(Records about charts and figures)
***

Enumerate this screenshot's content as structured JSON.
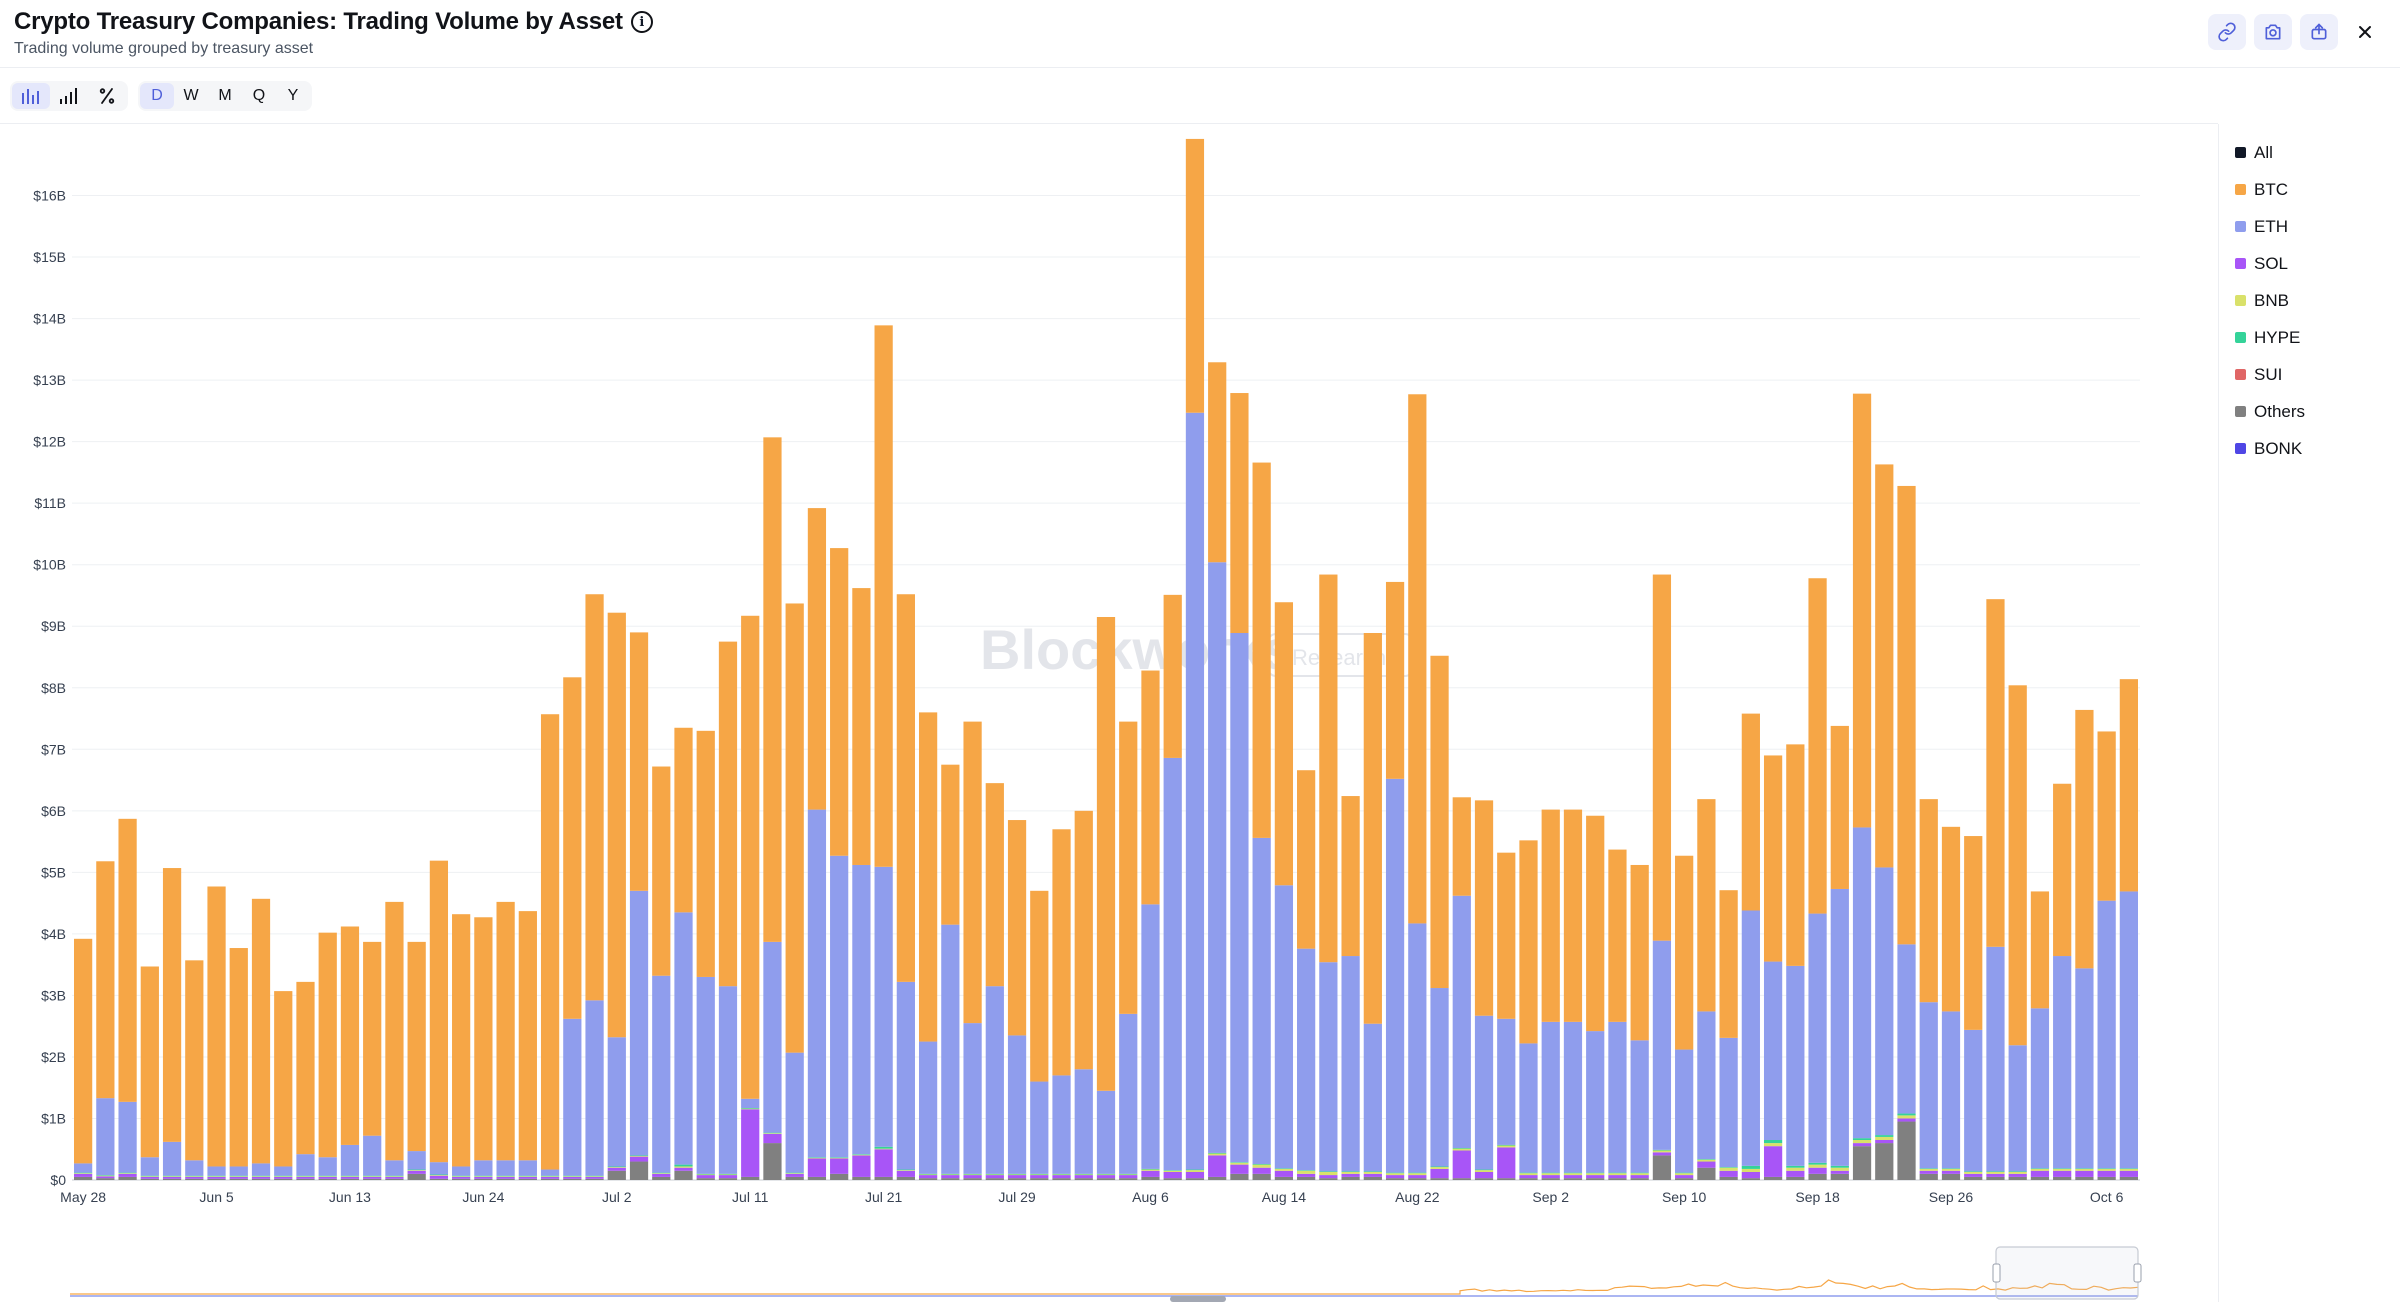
{
  "header": {
    "title": "Crypto Treasury Companies: Trading Volume by Asset",
    "subtitle": "Trading volume grouped by treasury asset"
  },
  "toolbar": {
    "chart_modes": [
      "bar-chart-icon",
      "bar-ascending-icon",
      "percent-icon"
    ],
    "timeframes": [
      "D",
      "W",
      "M",
      "Q",
      "Y"
    ],
    "active_timeframe": "D"
  },
  "header_actions": [
    "link-icon",
    "camera-icon",
    "share-icon",
    "close-icon"
  ],
  "legend": [
    {
      "name": "All",
      "color": "#111827"
    },
    {
      "name": "BTC",
      "color": "#f6a646"
    },
    {
      "name": "ETH",
      "color": "#8f9ded"
    },
    {
      "name": "SOL",
      "color": "#a855f7"
    },
    {
      "name": "BNB",
      "color": "#d9e16a"
    },
    {
      "name": "HYPE",
      "color": "#34d399"
    },
    {
      "name": "SUI",
      "color": "#e06666"
    },
    {
      "name": "Others",
      "color": "#808080"
    },
    {
      "name": "BONK",
      "color": "#4f46e5"
    }
  ],
  "watermark": {
    "brand": "Blockworks",
    "tag": "Research"
  },
  "chart_data": {
    "type": "bar",
    "stacked": true,
    "title": "Crypto Treasury Companies: Trading Volume by Asset",
    "ylim": [
      0,
      17
    ],
    "yticks": [
      "$0",
      "$1B",
      "$2B",
      "$3B",
      "$4B",
      "$5B",
      "$6B",
      "$7B",
      "$8B",
      "$9B",
      "$10B",
      "$11B",
      "$12B",
      "$13B",
      "$14B",
      "$15B",
      "$16B"
    ],
    "xtick_labels": [
      {
        "label": "May 28",
        "index": 0
      },
      {
        "label": "Jun 5",
        "index": 6
      },
      {
        "label": "Jun 13",
        "index": 12
      },
      {
        "label": "Jun 24",
        "index": 18
      },
      {
        "label": "Jul 2",
        "index": 24
      },
      {
        "label": "Jul 11",
        "index": 30
      },
      {
        "label": "Jul 21",
        "index": 36
      },
      {
        "label": "Jul 29",
        "index": 42
      },
      {
        "label": "Aug 6",
        "index": 48
      },
      {
        "label": "Aug 14",
        "index": 54
      },
      {
        "label": "Aug 22",
        "index": 60
      },
      {
        "label": "Sep 2",
        "index": 66
      },
      {
        "label": "Sep 10",
        "index": 72
      },
      {
        "label": "Sep 18",
        "index": 78
      },
      {
        "label": "Sep 26",
        "index": 84
      },
      {
        "label": "Oct 6",
        "index": 91
      }
    ],
    "series": [
      {
        "name": "Others",
        "color": "#808080",
        "values": [
          0.05,
          0.03,
          0.05,
          0.02,
          0.02,
          0.02,
          0.02,
          0.02,
          0.02,
          0.02,
          0.02,
          0.02,
          0.02,
          0.02,
          0.02,
          0.1,
          0.02,
          0.02,
          0.02,
          0.02,
          0.02,
          0.02,
          0.02,
          0.02,
          0.15,
          0.3,
          0.05,
          0.15,
          0.03,
          0.03,
          0.05,
          0.6,
          0.05,
          0.05,
          0.1,
          0.05,
          0.05,
          0.05,
          0.03,
          0.03,
          0.03,
          0.03,
          0.03,
          0.03,
          0.03,
          0.03,
          0.03,
          0.03,
          0.05,
          0.03,
          0.03,
          0.05,
          0.1,
          0.1,
          0.05,
          0.05,
          0.03,
          0.05,
          0.05,
          0.03,
          0.03,
          0.03,
          0.03,
          0.03,
          0.03,
          0.03,
          0.03,
          0.03,
          0.03,
          0.03,
          0.03,
          0.4,
          0.03,
          0.2,
          0.05,
          0.03,
          0.05,
          0.05,
          0.1,
          0.1,
          0.55,
          0.6,
          0.95,
          0.1,
          0.1,
          0.05,
          0.05,
          0.05,
          0.05,
          0.05,
          0.05,
          0.05,
          0.05
        ]
      },
      {
        "name": "SOL",
        "color": "#a855f7",
        "values": [
          0.05,
          0.03,
          0.05,
          0.03,
          0.03,
          0.03,
          0.03,
          0.03,
          0.03,
          0.03,
          0.03,
          0.03,
          0.03,
          0.03,
          0.03,
          0.05,
          0.05,
          0.03,
          0.03,
          0.03,
          0.03,
          0.03,
          0.03,
          0.03,
          0.05,
          0.08,
          0.05,
          0.05,
          0.05,
          0.05,
          1.1,
          0.15,
          0.05,
          0.3,
          0.25,
          0.35,
          0.45,
          0.1,
          0.05,
          0.05,
          0.05,
          0.05,
          0.05,
          0.05,
          0.05,
          0.05,
          0.05,
          0.05,
          0.1,
          0.1,
          0.1,
          0.35,
          0.15,
          0.1,
          0.1,
          0.05,
          0.05,
          0.05,
          0.05,
          0.05,
          0.05,
          0.15,
          0.45,
          0.1,
          0.5,
          0.05,
          0.05,
          0.05,
          0.05,
          0.05,
          0.05,
          0.05,
          0.05,
          0.1,
          0.1,
          0.1,
          0.5,
          0.1,
          0.1,
          0.05,
          0.05,
          0.05,
          0.05,
          0.05,
          0.05,
          0.05,
          0.05,
          0.05,
          0.1,
          0.1,
          0.1,
          0.1,
          0.1
        ]
      },
      {
        "name": "BNB",
        "color": "#d9e16a",
        "values": [
          0.01,
          0.01,
          0.01,
          0.01,
          0.01,
          0.01,
          0.01,
          0.01,
          0.01,
          0.01,
          0.01,
          0.01,
          0.01,
          0.01,
          0.01,
          0.01,
          0.01,
          0.01,
          0.01,
          0.01,
          0.01,
          0.01,
          0.01,
          0.01,
          0.01,
          0.01,
          0.01,
          0.02,
          0.01,
          0.01,
          0.01,
          0.01,
          0.01,
          0.01,
          0.01,
          0.01,
          0.01,
          0.01,
          0.01,
          0.01,
          0.01,
          0.01,
          0.01,
          0.01,
          0.01,
          0.01,
          0.01,
          0.01,
          0.02,
          0.02,
          0.03,
          0.03,
          0.03,
          0.05,
          0.03,
          0.05,
          0.05,
          0.03,
          0.03,
          0.03,
          0.03,
          0.03,
          0.03,
          0.03,
          0.03,
          0.03,
          0.03,
          0.03,
          0.03,
          0.03,
          0.03,
          0.03,
          0.03,
          0.03,
          0.05,
          0.05,
          0.05,
          0.05,
          0.05,
          0.05,
          0.05,
          0.05,
          0.05,
          0.03,
          0.03,
          0.03,
          0.03,
          0.03,
          0.03,
          0.03,
          0.03,
          0.03,
          0.03
        ]
      },
      {
        "name": "HYPE",
        "color": "#34d399",
        "values": [
          0.01,
          0.01,
          0.01,
          0.01,
          0.01,
          0.01,
          0.01,
          0.01,
          0.01,
          0.01,
          0.01,
          0.01,
          0.01,
          0.01,
          0.01,
          0.01,
          0.01,
          0.01,
          0.01,
          0.01,
          0.01,
          0.01,
          0.01,
          0.01,
          0.01,
          0.01,
          0.01,
          0.03,
          0.01,
          0.01,
          0.01,
          0.01,
          0.01,
          0.01,
          0.01,
          0.01,
          0.03,
          0.01,
          0.01,
          0.01,
          0.01,
          0.01,
          0.01,
          0.01,
          0.01,
          0.01,
          0.01,
          0.01,
          0.01,
          0.01,
          0.01,
          0.01,
          0.01,
          0.01,
          0.01,
          0.01,
          0.01,
          0.01,
          0.01,
          0.01,
          0.01,
          0.01,
          0.01,
          0.01,
          0.01,
          0.01,
          0.01,
          0.01,
          0.01,
          0.01,
          0.01,
          0.01,
          0.01,
          0.01,
          0.01,
          0.05,
          0.05,
          0.03,
          0.03,
          0.03,
          0.03,
          0.03,
          0.03,
          0.01,
          0.01,
          0.01,
          0.01,
          0.01,
          0.01,
          0.01,
          0.01,
          0.01,
          0.01
        ]
      },
      {
        "name": "ETH",
        "color": "#8f9ded",
        "values": [
          0.15,
          1.25,
          1.15,
          0.3,
          0.55,
          0.25,
          0.15,
          0.15,
          0.2,
          0.15,
          0.35,
          0.3,
          0.5,
          0.65,
          0.25,
          0.3,
          0.2,
          0.15,
          0.25,
          0.25,
          0.25,
          0.1,
          2.55,
          2.85,
          2.1,
          4.3,
          3.2,
          4.1,
          3.2,
          3.05,
          0.15,
          3.1,
          1.95,
          5.65,
          4.9,
          4.7,
          4.55,
          3.05,
          2.15,
          4.05,
          2.45,
          3.05,
          2.25,
          1.5,
          1.6,
          1.7,
          1.35,
          2.6,
          4.3,
          6.7,
          12.3,
          9.6,
          8.6,
          5.3,
          4.6,
          3.6,
          3.4,
          3.5,
          2.4,
          6.4,
          4.05,
          2.9,
          4.1,
          2.5,
          2.05,
          2.1,
          2.45,
          2.45,
          2.3,
          2.45,
          2.15,
          3.4,
          2.0,
          2.4,
          2.1,
          4.15,
          2.9,
          3.25,
          4.05,
          4.5,
          5.05,
          4.35,
          2.75,
          2.7,
          2.55,
          2.3,
          3.65,
          2.05,
          2.6,
          3.45,
          3.25,
          4.35,
          4.5
        ]
      },
      {
        "name": "BTC",
        "color": "#f6a646",
        "values": [
          3.65,
          3.85,
          4.6,
          3.1,
          4.45,
          3.25,
          4.55,
          3.55,
          4.3,
          2.85,
          2.8,
          3.65,
          3.55,
          3.15,
          4.2,
          3.4,
          4.9,
          4.1,
          3.95,
          4.2,
          4.05,
          7.4,
          5.55,
          6.6,
          6.9,
          4.2,
          3.4,
          3.0,
          4.0,
          5.6,
          7.85,
          8.2,
          7.3,
          4.9,
          5.0,
          4.5,
          8.8,
          6.3,
          5.35,
          2.6,
          4.9,
          3.3,
          3.5,
          3.1,
          4.0,
          4.2,
          7.7,
          4.75,
          3.8,
          2.65,
          4.45,
          3.25,
          3.9,
          6.1,
          4.6,
          2.9,
          6.3,
          2.6,
          6.35,
          3.2,
          8.6,
          5.4,
          1.6,
          3.5,
          2.7,
          3.3,
          3.45,
          3.45,
          3.5,
          2.8,
          2.85,
          5.95,
          3.15,
          3.45,
          2.4,
          3.2,
          3.35,
          3.6,
          5.45,
          2.65,
          7.05,
          6.55,
          7.45,
          3.3,
          3.0,
          3.15,
          5.65,
          5.85,
          1.9,
          2.8,
          4.2,
          2.75,
          3.45
        ]
      }
    ]
  }
}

***

◆ Exercise prompt ◆
Take every line from the data above that holds "icon" and copy it out.

◆ Exercise response ◆
      "bar-chart-icon",
      "bar-ascending-icon",
      "percent-icon"
    "link-icon",
    "camera-icon",
    "share-icon",
    "close-icon"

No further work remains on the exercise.